__Listed records__.
____________
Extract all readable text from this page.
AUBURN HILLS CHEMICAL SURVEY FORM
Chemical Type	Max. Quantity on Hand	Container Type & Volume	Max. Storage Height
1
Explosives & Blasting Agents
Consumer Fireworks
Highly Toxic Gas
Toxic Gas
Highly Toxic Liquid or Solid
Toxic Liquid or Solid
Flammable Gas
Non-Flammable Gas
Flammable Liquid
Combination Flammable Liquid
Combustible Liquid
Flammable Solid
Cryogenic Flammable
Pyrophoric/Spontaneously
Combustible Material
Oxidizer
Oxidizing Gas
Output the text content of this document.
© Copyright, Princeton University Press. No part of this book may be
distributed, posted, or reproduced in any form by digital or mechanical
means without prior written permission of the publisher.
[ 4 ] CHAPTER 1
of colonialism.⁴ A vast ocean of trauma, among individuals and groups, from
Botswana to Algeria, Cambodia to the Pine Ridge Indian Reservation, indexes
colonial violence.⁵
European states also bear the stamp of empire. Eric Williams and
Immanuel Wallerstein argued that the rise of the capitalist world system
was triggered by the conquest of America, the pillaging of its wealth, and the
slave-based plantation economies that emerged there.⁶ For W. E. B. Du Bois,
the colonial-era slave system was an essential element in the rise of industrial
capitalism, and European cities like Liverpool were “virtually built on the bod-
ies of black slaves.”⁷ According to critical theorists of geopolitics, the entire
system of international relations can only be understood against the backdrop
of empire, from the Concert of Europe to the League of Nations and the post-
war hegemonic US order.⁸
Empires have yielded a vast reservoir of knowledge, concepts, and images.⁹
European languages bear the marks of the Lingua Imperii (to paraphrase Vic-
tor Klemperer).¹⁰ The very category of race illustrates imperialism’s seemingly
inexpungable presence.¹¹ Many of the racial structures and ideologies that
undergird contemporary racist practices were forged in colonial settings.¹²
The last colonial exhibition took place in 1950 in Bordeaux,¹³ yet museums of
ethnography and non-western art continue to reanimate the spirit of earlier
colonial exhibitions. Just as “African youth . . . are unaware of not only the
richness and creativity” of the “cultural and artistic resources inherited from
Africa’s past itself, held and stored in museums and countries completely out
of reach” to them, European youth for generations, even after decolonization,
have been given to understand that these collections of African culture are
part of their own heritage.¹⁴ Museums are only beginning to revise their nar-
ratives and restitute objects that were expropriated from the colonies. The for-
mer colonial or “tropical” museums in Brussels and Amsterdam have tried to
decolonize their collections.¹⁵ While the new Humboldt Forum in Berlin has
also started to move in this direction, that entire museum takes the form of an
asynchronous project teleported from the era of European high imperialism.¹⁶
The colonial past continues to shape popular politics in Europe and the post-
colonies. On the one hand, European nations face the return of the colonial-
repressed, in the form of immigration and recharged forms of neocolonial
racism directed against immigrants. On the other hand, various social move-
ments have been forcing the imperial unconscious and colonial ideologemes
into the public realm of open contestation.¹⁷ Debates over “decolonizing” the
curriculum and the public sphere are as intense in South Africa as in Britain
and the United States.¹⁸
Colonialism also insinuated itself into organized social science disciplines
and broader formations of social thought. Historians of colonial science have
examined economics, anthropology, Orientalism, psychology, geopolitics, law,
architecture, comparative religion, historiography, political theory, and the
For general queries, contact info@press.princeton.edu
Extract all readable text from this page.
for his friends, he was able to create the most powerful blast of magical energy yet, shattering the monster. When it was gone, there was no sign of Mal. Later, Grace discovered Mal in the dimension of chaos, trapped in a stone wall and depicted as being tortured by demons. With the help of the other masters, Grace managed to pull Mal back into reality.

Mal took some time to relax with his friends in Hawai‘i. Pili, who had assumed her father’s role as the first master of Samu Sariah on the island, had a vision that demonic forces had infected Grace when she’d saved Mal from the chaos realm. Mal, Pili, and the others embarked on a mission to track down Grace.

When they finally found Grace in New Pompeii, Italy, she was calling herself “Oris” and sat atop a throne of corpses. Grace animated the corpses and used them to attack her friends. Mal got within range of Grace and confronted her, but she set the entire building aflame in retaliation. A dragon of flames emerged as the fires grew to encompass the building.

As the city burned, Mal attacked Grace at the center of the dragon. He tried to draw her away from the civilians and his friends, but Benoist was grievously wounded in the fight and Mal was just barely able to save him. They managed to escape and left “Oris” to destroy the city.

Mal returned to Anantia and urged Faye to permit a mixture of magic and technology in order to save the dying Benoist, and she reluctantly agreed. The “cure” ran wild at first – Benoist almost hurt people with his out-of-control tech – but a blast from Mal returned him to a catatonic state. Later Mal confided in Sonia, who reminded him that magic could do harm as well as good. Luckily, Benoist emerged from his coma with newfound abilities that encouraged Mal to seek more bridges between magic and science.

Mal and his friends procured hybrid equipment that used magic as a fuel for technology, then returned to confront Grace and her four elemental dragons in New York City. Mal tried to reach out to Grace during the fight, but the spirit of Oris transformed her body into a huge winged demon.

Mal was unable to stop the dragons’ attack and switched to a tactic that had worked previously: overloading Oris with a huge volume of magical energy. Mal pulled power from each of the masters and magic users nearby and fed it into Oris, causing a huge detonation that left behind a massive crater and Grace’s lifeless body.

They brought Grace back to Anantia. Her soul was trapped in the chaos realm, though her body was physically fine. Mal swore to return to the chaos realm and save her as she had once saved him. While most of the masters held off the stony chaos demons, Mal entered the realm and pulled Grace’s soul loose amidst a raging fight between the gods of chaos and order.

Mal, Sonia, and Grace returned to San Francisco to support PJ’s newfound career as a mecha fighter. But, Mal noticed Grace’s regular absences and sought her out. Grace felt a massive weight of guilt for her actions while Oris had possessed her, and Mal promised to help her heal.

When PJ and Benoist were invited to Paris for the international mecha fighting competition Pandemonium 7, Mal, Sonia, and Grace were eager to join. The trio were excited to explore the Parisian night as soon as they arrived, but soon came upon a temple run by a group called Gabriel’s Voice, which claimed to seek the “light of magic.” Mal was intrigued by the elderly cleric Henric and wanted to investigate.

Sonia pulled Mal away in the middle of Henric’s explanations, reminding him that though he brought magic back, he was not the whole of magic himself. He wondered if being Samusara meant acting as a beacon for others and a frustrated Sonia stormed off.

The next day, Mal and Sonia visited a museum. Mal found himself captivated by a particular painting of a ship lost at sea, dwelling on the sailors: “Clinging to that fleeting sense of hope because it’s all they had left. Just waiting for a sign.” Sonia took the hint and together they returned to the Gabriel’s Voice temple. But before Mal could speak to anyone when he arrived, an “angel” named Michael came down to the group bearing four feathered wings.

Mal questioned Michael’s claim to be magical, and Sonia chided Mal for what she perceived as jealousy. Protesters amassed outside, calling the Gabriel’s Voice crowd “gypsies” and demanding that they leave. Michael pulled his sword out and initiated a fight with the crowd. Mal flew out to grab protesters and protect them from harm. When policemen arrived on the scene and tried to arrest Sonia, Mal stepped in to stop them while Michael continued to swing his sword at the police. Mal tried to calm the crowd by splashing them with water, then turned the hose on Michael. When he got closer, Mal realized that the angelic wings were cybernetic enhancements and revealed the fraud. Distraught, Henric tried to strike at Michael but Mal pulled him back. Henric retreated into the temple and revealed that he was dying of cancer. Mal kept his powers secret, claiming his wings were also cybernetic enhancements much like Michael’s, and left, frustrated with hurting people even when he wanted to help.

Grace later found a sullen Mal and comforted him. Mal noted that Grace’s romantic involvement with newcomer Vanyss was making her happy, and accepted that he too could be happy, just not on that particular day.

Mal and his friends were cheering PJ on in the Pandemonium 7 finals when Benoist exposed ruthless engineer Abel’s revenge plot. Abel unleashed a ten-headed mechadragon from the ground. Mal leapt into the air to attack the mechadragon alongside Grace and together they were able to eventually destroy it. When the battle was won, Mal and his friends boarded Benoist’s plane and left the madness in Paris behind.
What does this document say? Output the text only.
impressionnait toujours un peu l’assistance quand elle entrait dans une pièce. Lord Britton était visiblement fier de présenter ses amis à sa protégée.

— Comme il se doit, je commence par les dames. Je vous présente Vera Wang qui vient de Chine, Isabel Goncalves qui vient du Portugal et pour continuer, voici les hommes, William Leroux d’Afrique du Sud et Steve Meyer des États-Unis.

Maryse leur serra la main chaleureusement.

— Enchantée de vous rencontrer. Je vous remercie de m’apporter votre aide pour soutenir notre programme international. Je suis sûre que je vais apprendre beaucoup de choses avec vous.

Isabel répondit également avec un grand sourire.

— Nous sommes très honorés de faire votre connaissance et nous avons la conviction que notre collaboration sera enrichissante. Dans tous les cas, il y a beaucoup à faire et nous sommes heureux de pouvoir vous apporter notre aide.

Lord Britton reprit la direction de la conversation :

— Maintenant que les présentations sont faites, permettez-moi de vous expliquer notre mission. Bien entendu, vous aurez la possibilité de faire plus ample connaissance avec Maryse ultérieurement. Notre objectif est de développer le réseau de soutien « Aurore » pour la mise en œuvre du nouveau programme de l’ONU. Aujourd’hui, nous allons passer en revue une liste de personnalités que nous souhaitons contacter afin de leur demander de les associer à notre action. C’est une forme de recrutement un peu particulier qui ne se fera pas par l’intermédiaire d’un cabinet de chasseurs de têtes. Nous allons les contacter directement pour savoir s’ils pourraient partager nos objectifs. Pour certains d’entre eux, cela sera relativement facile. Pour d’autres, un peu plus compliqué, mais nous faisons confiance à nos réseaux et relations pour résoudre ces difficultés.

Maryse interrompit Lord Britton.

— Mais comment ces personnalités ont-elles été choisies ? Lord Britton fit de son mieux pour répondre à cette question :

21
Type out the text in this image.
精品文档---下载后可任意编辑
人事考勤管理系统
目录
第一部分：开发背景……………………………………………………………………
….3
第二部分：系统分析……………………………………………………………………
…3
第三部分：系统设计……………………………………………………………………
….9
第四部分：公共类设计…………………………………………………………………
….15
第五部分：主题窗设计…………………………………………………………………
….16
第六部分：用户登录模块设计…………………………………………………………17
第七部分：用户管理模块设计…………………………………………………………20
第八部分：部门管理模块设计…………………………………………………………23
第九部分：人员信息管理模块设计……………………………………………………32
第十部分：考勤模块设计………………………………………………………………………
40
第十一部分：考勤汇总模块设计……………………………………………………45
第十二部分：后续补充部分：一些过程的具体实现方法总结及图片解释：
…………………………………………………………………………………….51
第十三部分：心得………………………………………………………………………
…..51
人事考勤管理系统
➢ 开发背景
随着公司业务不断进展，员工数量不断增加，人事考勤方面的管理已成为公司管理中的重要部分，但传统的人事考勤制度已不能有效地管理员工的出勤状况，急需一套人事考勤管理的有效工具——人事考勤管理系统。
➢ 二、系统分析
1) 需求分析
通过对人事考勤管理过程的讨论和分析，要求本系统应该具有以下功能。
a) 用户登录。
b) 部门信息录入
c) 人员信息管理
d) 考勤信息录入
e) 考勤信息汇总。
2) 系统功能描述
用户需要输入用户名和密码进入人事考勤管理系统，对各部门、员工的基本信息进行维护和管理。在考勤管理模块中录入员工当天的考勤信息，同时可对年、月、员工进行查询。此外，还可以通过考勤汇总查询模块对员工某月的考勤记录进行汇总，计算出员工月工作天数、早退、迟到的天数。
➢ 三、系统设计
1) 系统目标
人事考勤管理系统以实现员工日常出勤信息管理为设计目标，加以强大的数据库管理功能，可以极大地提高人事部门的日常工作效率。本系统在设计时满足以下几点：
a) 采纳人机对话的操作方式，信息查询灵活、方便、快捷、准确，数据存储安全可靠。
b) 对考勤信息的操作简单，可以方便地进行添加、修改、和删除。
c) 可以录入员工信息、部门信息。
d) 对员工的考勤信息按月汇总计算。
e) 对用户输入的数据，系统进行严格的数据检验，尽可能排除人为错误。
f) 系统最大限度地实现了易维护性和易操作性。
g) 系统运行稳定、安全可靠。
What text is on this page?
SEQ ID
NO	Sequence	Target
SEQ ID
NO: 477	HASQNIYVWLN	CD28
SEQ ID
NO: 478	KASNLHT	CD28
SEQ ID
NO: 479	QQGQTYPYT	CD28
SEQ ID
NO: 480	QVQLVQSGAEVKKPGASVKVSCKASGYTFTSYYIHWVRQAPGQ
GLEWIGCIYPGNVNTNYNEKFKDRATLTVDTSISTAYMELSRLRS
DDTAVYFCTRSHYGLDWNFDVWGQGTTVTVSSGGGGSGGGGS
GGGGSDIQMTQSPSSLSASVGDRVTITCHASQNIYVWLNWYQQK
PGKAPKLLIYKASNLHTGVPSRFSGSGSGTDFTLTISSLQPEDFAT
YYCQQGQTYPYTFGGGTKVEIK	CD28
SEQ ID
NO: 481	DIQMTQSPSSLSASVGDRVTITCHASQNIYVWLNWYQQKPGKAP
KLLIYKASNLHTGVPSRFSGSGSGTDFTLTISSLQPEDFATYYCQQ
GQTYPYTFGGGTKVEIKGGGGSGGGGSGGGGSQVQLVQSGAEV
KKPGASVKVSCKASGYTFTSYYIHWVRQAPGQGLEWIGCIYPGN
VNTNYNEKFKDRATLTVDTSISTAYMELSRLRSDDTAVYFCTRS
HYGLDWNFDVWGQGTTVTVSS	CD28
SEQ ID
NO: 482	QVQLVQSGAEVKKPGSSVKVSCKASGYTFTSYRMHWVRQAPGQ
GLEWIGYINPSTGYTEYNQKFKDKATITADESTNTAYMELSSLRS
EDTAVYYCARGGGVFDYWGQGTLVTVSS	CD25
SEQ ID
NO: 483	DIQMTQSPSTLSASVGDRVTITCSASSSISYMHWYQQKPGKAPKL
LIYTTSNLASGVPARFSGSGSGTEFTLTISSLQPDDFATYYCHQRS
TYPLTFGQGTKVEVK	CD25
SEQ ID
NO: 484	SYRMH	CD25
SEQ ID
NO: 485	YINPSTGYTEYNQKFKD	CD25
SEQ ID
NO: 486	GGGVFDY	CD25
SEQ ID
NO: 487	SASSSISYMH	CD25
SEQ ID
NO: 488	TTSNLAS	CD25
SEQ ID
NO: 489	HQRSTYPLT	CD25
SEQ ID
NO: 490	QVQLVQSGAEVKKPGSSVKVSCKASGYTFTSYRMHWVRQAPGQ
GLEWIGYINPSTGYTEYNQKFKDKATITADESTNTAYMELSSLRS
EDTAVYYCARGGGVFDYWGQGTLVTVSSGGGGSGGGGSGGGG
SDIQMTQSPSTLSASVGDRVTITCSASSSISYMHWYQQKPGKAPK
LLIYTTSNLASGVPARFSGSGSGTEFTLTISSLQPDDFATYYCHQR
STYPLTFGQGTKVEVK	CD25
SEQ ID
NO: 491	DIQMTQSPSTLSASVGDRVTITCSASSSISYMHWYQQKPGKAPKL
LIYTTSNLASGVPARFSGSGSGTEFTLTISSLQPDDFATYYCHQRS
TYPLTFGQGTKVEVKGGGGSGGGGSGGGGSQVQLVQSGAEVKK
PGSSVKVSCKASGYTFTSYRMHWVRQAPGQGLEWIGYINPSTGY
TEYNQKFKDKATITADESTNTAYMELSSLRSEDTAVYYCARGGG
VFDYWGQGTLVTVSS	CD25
____________
__Required work__. Return all the lines that contain the string "move".

__Output of the task__.
also started to move in this direction, that entire museum takes the form of an
racism directed against immigrants. On the other hand, various social move-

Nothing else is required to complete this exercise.